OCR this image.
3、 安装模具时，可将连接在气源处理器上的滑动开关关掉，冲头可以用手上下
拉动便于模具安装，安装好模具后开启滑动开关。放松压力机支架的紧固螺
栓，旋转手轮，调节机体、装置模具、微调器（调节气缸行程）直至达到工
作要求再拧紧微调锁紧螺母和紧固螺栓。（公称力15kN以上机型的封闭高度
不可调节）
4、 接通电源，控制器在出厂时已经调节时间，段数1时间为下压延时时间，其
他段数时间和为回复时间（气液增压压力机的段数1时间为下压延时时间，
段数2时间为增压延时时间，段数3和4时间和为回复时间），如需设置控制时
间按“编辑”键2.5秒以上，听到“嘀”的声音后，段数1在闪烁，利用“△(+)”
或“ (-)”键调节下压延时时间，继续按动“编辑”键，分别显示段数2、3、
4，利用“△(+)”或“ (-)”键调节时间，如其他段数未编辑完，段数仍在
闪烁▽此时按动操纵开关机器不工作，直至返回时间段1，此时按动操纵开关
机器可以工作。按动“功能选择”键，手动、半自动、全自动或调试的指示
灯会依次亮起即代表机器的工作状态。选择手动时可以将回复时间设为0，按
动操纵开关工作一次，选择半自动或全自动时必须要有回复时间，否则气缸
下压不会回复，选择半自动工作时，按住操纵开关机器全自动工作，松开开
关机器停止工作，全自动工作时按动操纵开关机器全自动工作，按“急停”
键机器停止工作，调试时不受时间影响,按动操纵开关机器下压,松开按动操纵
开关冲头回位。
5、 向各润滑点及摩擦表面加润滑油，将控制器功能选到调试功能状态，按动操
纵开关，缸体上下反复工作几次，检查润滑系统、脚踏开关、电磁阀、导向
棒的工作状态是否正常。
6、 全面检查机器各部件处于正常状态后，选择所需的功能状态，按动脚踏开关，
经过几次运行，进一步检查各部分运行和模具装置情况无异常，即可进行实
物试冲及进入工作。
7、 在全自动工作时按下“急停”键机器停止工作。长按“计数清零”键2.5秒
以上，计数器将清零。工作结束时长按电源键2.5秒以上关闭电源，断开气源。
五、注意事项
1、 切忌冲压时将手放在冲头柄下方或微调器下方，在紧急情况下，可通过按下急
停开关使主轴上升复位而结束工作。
☆ ☆ ☆
● Given instruction: Go through the listing above and work out how many lines contain the string "键机器停止工作". Reply with the number alone.

● Output of the exercise: 2